• _TASK STATEMENT_:
From the listing below, pull out every line where the string "source" appears.

*** TASK MATERIAL

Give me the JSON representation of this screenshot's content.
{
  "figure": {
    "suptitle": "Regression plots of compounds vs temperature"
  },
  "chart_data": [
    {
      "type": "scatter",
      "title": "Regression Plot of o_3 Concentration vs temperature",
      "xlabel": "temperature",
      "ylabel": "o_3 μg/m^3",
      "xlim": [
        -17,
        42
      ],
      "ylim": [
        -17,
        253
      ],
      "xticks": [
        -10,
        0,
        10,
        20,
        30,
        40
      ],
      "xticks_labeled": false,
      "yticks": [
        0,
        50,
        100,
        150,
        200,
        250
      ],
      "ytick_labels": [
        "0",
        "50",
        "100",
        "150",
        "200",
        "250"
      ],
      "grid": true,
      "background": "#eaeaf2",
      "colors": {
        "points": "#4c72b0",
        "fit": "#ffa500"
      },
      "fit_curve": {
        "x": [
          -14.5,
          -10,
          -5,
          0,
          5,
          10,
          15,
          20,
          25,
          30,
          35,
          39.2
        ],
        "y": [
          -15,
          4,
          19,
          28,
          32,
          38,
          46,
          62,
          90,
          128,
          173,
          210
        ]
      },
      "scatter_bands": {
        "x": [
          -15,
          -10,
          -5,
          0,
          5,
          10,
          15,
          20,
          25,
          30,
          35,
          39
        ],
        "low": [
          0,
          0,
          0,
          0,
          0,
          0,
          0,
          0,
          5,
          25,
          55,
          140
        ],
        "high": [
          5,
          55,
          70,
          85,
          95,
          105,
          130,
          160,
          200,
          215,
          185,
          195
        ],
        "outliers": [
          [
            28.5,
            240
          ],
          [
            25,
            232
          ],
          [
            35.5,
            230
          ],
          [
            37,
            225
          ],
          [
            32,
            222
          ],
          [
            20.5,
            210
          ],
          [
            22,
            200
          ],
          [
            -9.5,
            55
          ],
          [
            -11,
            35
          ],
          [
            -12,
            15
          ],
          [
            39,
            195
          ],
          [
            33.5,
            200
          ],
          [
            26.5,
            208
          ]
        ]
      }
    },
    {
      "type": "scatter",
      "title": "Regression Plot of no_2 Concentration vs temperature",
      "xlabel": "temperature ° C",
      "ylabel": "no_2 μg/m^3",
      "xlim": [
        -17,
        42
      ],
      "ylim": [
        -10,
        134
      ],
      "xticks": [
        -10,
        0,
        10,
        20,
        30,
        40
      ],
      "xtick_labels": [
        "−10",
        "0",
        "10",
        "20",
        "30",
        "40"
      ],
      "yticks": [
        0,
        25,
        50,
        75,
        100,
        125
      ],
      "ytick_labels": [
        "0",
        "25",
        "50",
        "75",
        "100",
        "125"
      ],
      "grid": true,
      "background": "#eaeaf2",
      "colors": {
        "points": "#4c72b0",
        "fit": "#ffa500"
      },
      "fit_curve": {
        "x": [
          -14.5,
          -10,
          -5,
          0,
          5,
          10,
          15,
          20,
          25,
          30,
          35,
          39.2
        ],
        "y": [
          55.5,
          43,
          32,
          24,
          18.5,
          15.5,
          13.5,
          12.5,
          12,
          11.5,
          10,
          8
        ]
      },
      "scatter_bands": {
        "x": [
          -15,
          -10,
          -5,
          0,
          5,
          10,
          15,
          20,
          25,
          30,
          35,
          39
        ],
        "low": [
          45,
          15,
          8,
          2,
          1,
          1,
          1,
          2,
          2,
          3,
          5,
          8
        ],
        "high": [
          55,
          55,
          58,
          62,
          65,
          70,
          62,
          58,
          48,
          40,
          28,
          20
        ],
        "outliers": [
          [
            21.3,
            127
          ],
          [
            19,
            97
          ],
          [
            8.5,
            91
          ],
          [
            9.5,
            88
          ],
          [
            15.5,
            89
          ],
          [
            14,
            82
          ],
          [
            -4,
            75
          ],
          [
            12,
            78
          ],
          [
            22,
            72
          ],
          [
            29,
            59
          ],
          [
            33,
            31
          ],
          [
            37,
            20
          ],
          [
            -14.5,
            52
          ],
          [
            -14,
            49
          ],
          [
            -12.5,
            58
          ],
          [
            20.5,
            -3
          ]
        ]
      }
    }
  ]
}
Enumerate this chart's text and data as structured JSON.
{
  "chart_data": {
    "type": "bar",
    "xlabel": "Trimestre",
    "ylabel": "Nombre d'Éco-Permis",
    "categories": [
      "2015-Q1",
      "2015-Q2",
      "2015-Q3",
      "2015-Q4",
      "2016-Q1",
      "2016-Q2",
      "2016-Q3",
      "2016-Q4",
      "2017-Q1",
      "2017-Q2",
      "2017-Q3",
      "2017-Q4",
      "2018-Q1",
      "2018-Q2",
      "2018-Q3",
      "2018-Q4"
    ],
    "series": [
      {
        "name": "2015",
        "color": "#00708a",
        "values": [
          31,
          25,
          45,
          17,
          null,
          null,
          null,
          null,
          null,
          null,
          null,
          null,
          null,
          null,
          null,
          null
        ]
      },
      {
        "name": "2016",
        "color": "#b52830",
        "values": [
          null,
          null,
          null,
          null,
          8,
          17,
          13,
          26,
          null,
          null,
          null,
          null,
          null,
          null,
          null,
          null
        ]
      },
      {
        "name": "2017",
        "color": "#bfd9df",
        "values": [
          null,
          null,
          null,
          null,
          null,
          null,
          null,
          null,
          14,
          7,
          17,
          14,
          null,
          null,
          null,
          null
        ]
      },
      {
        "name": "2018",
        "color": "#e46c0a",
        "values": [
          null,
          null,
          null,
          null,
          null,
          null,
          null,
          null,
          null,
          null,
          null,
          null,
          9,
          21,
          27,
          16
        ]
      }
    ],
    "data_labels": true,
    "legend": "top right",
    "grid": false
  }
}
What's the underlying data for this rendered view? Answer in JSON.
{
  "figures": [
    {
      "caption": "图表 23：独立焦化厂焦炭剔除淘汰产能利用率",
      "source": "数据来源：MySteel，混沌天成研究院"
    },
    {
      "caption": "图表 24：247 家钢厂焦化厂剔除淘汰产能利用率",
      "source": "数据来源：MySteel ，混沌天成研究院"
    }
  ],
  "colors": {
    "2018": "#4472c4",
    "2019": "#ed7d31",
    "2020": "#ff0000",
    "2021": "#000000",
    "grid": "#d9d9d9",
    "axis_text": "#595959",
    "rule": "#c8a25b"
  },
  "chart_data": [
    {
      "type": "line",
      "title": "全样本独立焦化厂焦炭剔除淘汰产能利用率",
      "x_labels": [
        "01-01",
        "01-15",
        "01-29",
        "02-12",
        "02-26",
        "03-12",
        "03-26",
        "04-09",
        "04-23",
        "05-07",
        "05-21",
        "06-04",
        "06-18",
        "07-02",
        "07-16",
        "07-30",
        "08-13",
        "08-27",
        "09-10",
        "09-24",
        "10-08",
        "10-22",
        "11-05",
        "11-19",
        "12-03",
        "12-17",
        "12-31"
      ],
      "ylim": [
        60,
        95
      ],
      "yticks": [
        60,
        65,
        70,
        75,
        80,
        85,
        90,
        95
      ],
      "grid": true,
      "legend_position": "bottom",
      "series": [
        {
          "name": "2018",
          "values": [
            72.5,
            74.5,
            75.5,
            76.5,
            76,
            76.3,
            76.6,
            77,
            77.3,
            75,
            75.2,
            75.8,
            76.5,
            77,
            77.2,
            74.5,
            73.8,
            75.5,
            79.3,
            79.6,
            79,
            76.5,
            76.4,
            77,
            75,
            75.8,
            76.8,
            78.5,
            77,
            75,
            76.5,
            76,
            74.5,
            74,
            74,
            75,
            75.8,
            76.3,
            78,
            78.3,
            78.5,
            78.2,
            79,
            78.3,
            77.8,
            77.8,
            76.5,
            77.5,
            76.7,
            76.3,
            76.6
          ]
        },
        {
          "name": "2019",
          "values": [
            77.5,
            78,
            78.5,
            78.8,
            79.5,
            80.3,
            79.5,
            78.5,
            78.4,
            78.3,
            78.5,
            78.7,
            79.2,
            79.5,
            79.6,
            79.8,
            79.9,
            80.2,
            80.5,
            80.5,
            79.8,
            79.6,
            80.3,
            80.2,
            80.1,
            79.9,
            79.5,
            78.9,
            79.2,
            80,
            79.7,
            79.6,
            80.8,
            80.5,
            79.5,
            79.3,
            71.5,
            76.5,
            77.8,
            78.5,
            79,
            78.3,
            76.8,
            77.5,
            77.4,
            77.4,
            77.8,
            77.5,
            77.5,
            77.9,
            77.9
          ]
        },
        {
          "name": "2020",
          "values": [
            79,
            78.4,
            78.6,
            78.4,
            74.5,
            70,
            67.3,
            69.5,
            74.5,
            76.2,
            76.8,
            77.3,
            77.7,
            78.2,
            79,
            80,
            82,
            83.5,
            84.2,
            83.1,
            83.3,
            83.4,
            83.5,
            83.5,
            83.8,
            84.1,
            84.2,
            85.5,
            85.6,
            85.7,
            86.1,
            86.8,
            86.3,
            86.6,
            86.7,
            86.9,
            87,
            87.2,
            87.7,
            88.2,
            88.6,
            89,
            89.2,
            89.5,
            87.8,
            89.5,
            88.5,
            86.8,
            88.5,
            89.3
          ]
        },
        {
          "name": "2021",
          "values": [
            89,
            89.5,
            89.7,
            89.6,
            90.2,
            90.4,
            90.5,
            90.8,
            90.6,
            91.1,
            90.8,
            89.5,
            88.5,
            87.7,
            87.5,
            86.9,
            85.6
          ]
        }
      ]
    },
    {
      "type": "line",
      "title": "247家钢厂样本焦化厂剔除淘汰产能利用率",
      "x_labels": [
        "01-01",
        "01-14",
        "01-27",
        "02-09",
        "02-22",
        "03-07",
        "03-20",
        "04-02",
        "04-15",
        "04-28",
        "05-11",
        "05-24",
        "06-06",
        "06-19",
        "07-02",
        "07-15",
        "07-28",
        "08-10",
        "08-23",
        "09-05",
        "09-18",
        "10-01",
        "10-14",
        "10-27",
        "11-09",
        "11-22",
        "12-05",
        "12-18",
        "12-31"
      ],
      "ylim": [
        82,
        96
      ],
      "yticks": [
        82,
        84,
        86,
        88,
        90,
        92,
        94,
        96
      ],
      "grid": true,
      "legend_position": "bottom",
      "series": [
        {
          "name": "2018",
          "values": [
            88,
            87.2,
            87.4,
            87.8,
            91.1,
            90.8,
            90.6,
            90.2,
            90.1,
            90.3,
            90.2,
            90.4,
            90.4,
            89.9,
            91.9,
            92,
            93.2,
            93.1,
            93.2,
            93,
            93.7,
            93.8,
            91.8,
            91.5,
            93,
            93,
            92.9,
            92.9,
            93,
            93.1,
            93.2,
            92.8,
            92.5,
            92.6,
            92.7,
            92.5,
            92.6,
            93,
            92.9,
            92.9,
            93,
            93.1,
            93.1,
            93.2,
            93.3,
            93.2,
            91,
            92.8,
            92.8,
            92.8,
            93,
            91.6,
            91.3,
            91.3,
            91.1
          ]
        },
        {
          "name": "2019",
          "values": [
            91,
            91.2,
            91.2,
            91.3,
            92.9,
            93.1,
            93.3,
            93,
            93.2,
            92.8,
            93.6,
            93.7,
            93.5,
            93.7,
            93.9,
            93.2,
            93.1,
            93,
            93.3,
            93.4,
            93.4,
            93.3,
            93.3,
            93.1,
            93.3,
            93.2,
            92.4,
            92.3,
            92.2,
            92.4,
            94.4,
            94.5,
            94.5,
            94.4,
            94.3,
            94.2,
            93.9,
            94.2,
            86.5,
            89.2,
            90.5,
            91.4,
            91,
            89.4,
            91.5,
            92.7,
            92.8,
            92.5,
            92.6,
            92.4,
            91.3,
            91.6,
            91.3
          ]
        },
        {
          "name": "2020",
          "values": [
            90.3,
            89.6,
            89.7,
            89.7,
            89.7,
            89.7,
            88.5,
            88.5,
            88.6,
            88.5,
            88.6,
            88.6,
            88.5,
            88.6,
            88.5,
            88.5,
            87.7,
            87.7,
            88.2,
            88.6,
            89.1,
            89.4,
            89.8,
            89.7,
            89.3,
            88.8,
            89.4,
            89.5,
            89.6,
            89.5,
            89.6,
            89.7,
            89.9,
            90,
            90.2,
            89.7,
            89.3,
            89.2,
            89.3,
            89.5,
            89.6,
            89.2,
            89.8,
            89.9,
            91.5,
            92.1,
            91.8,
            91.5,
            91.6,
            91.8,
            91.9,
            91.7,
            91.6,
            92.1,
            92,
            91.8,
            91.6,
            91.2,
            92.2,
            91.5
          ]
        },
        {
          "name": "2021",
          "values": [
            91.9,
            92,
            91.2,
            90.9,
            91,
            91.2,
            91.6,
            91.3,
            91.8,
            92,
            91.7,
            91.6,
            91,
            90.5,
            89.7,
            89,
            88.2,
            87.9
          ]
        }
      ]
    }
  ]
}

******

• _FULL SOLUTION_:
      "source": "数据来源：MySteel，混沌天成研究院"
      "source": "数据来源：MySteel ，混沌天成研究院"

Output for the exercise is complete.